*REQUIREMENT:*
Copy out all the entries exactly.

[Data entries for graphics]
/---

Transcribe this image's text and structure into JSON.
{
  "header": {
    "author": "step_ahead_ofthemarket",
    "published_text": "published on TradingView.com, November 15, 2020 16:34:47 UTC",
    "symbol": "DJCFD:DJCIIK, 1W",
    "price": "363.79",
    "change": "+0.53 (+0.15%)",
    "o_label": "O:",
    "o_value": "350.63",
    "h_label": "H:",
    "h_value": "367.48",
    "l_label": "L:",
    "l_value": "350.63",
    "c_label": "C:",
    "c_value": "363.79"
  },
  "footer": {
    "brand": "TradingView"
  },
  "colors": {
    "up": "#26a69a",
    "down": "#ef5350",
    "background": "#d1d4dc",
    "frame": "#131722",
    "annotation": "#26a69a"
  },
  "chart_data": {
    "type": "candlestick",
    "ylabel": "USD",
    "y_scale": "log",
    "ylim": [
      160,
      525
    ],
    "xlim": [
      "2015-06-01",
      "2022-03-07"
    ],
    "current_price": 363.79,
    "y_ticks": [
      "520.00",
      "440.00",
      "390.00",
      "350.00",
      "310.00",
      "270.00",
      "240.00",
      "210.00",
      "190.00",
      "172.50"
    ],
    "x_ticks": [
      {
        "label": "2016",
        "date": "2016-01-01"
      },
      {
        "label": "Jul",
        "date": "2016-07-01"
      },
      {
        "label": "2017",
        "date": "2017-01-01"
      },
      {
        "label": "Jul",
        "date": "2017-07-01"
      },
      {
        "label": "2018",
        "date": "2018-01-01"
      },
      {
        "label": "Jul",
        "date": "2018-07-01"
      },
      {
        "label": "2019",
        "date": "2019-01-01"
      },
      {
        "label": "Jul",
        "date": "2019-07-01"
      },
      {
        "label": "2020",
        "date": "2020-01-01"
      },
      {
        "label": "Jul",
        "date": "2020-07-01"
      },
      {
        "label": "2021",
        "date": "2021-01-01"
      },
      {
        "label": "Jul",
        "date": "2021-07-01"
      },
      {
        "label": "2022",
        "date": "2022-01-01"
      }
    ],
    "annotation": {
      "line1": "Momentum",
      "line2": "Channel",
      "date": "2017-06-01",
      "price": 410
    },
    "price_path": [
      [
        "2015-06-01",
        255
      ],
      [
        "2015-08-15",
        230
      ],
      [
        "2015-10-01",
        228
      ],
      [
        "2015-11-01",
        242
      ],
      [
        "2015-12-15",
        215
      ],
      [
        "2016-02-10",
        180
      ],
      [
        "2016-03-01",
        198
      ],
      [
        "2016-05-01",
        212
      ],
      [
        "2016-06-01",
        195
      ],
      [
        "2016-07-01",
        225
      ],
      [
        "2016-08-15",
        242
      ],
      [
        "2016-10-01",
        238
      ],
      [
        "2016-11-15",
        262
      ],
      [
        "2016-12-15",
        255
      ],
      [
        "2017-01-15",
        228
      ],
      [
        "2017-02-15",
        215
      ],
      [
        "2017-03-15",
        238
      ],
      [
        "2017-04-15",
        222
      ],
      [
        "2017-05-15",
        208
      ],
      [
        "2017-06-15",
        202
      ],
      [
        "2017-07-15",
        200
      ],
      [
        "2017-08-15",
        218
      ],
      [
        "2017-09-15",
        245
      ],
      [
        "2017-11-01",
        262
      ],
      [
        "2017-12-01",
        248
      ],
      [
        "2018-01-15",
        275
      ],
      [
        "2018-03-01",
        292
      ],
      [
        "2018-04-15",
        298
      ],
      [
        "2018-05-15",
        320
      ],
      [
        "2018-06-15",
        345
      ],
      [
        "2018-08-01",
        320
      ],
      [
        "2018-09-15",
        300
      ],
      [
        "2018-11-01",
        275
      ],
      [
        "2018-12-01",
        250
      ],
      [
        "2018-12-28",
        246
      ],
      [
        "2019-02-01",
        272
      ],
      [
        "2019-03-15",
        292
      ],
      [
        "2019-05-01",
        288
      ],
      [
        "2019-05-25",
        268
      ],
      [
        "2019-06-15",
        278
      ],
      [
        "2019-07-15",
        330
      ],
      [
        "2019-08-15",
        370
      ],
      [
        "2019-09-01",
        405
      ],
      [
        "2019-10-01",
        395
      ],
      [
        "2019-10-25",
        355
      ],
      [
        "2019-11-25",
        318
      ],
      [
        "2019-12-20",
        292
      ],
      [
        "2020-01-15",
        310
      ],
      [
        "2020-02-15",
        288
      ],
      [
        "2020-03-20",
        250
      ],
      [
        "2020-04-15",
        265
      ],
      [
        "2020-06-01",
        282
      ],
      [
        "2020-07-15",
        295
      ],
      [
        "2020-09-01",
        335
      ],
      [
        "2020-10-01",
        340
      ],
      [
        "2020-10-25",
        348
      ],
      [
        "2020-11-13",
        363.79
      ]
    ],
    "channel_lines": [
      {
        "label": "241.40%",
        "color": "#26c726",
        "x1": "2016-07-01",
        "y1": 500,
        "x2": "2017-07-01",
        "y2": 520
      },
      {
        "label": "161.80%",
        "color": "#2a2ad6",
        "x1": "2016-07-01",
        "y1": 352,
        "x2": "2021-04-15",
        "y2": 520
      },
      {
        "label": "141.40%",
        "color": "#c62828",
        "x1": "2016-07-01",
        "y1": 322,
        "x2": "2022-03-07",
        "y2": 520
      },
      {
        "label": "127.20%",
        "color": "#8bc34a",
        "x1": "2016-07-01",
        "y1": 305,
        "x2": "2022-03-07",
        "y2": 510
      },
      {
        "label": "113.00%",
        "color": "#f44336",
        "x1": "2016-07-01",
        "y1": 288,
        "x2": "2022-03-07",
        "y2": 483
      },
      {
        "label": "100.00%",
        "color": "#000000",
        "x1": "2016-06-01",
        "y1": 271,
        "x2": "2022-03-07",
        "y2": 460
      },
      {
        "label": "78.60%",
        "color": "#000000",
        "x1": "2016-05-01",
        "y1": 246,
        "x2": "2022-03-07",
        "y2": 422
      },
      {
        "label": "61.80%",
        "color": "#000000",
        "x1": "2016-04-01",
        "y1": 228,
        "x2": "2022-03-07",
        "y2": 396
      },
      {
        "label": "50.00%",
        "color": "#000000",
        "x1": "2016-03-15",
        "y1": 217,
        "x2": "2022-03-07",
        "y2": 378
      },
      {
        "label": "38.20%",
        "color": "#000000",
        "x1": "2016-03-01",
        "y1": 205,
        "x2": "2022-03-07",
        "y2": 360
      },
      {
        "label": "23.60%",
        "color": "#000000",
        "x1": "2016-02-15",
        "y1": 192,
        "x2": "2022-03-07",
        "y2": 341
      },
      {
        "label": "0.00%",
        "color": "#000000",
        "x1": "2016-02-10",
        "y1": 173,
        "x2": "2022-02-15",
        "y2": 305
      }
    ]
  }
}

\---

*EXERCISE OUTPUT:*
Transcribe this image's text and structure into JSON.
{
  "header": {
    "author": "step_ahead_ofthemarket",
    "published_text": "published on TradingView.com, November 15, 2020 16:34:47 UTC",
    "symbol": "DJCFD:DJCIIK, 1W",
    "price": "363.79",
    "change": "+0.53 (+0.15%)",
    "o_label": "O:",
    "o_value": "350.63",
    "h_label": "H:",
    "h_value": "367.48",
    "l_label": "L:",
    "l_value": "350.63",
    "c_label": "C:",
    "c_value": "363.79"
  },
  "footer": {
    "brand": "TradingView"
  },
  "colors": {
    "up": "#26a69a",
    "down": "#ef5350",
    "background": "#d1d4dc",
    "frame": "#131722",
    "annotation": "#26a69a"
  },
  "chart_data": {
    "type": "candlestick",
    "ylabel": "USD",
    "y_scale": "log",
    "ylim": [
      160,
      525
    ],
    "xlim": [
      "2015-06-01",
      "2022-03-07"
    ],
    "current_price": 363.79,
    "y_ticks": [
      "520.00",
      "440.00",
      "390.00",
      "350.00",
      "310.00",
      "270.00",
      "240.00",
      "210.00",
      "190.00",
      "172.50"
    ],
    "x_ticks": [
      {
        "label": "2016",
        "date": "2016-01-01"
      },
      {
        "label": "Jul",
        "date": "2016-07-01"
      },
      {
        "label": "2017",
        "date": "2017-01-01"
      },
      {
        "label": "Jul",
        "date": "2017-07-01"
      },
      {
        "label": "2018",
        "date": "2018-01-01"
      },
      {
        "label": "Jul",
        "date": "2018-07-01"
      },
      {
        "label": "2019",
        "date": "2019-01-01"
      },
      {
        "label": "Jul",
        "date": "2019-07-01"
      },
      {
        "label": "2020",
        "date": "2020-01-01"
      },
      {
        "label": "Jul",
        "date": "2020-07-01"
      },
      {
        "label": "2021",
        "date": "2021-01-01"
      },
      {
        "label": "Jul",
        "date": "2021-07-01"
      },
      {
        "label": "2022",
        "date": "2022-01-01"
      }
    ],
    "annotation": {
      "line1": "Momentum",
      "line2": "Channel",
      "date": "2017-06-01",
      "price": 410
    },
    "price_path": [
      [
        "2015-06-01",
        255
      ],
      [
        "2015-08-15",
        230
      ],
      [
        "2015-10-01",
        228
      ],
      [
        "2015-11-01",
        242
      ],
      [
        "2015-12-15",
        215
      ],
      [
        "2016-02-10",
        180
      ],
      [
        "2016-03-01",
        198
      ],
      [
        "2016-05-01",
        212
      ],
      [
        "2016-06-01",
        195
      ],
      [
        "2016-07-01",
        225
      ],
      [
        "2016-08-15",
        242
      ],
      [
        "2016-10-01",
        238
      ],
      [
        "2016-11-15",
        262
      ],
      [
        "2016-12-15",
        255
      ],
      [
        "2017-01-15",
        228
      ],
      [
        "2017-02-15",
        215
      ],
      [
        "2017-03-15",
        238
      ],
      [
        "2017-04-15",
        222
      ],
      [
        "2017-05-15",
        208
      ],
      [
        "2017-06-15",
        202
      ],
      [
        "2017-07-15",
        200
      ],
      [
        "2017-08-15",
        218
      ],
      [
        "2017-09-15",
        245
      ],
      [
        "2017-11-01",
        262
      ],
      [
        "2017-12-01",
        248
      ],
      [
        "2018-01-15",
        275
      ],
      [
        "2018-03-01",
        292
      ],
      [
        "2018-04-15",
        298
      ],
      [
        "2018-05-15",
        320
      ],
      [
        "2018-06-15",
        345
      ],
      [
        "2018-08-01",
        320
      ],
      [
        "2018-09-15",
        300
      ],
      [
        "2018-11-01",
        275
      ],
      [
        "2018-12-01",
        250
      ],
      [
        "2018-12-28",
        246
      ],
      [
        "2019-02-01",
        272
      ],
      [
        "2019-03-15",
        292
      ],
      [
        "2019-05-01",
        288
      ],
      [
        "2019-05-25",
        268
      ],
      [
        "2019-06-15",
        278
      ],
      [
        "2019-07-15",
        330
      ],
      [
        "2019-08-15",
        370
      ],
      [
        "2019-09-01",
        405
      ],
      [
        "2019-10-01",
        395
      ],
      [
        "2019-10-25",
        355
      ],
      [
        "2019-11-25",
        318
      ],
      [
        "2019-12-20",
        292
      ],
      [
        "2020-01-15",
        310
      ],
      [
        "2020-02-15",
        288
      ],
      [
        "2020-03-20",
        250
      ],
      [
        "2020-04-15",
        265
      ],
      [
        "2020-06-01",
        282
      ],
      [
        "2020-07-15",
        295
      ],
      [
        "2020-09-01",
        335
      ],
      [
        "2020-10-01",
        340
      ],
      [
        "2020-10-25",
        348
      ],
      [
        "2020-11-13",
        363.79
      ]
    ],
    "channel_lines": [
      {
        "label": "241.40%",
        "color": "#26c726",
        "x1": "2016-07-01",
        "y1": 500,
        "x2": "2017-07-01",
        "y2": 520
      },
      {
        "label": "161.80%",
        "color": "#2a2ad6",
        "x1": "2016-07-01",
        "y1": 352,
        "x2": "2021-04-15",
        "y2": 520
      },
      {
        "label": "141.40%",
        "color": "#c62828",
        "x1": "2016-07-01",
        "y1": 322,
        "x2": "2022-03-07",
        "y2": 520
      },
      {
        "label": "127.20%",
        "color": "#8bc34a",
        "x1": "2016-07-01",
        "y1": 305,
        "x2": "2022-03-07",
        "y2": 510
      },
      {
        "label": "113.00%",
        "color": "#f44336",
        "x1": "2016-07-01",
        "y1": 288,
        "x2": "2022-03-07",
        "y2": 483
      },
      {
        "label": "100.00%",
        "color": "#000000",
        "x1": "2016-06-01",
        "y1": 271,
        "x2": "2022-03-07",
        "y2": 460
      },
      {
        "label": "78.60%",
        "color": "#000000",
        "x1": "2016-05-01",
        "y1": 246,
        "x2": "2022-03-07",
        "y2": 422
      },
      {
        "label": "61.80%",
        "color": "#000000",
        "x1": "2016-04-01",
        "y1": 228,
        "x2": "2022-03-07",
        "y2": 396
      },
      {
        "label": "50.00%",
        "color": "#000000",
        "x1": "2016-03-15",
        "y1": 217,
        "x2": "2022-03-07",
        "y2": 378
      },
      {
        "label": "38.20%",
        "color": "#000000",
        "x1": "2016-03-01",
        "y1": 205,
        "x2": "2022-03-07",
        "y2": 360
      },
      {
        "label": "23.60%",
        "color": "#000000",
        "x1": "2016-02-15",
        "y1": 192,
        "x2": "2022-03-07",
        "y2": 341
      },
      {
        "label": "0.00%",
        "color": "#000000",
        "x1": "2016-02-10",
        "y1": 173,
        "x2": "2022-02-15",
        "y2": 305
      }
    ]
  }
}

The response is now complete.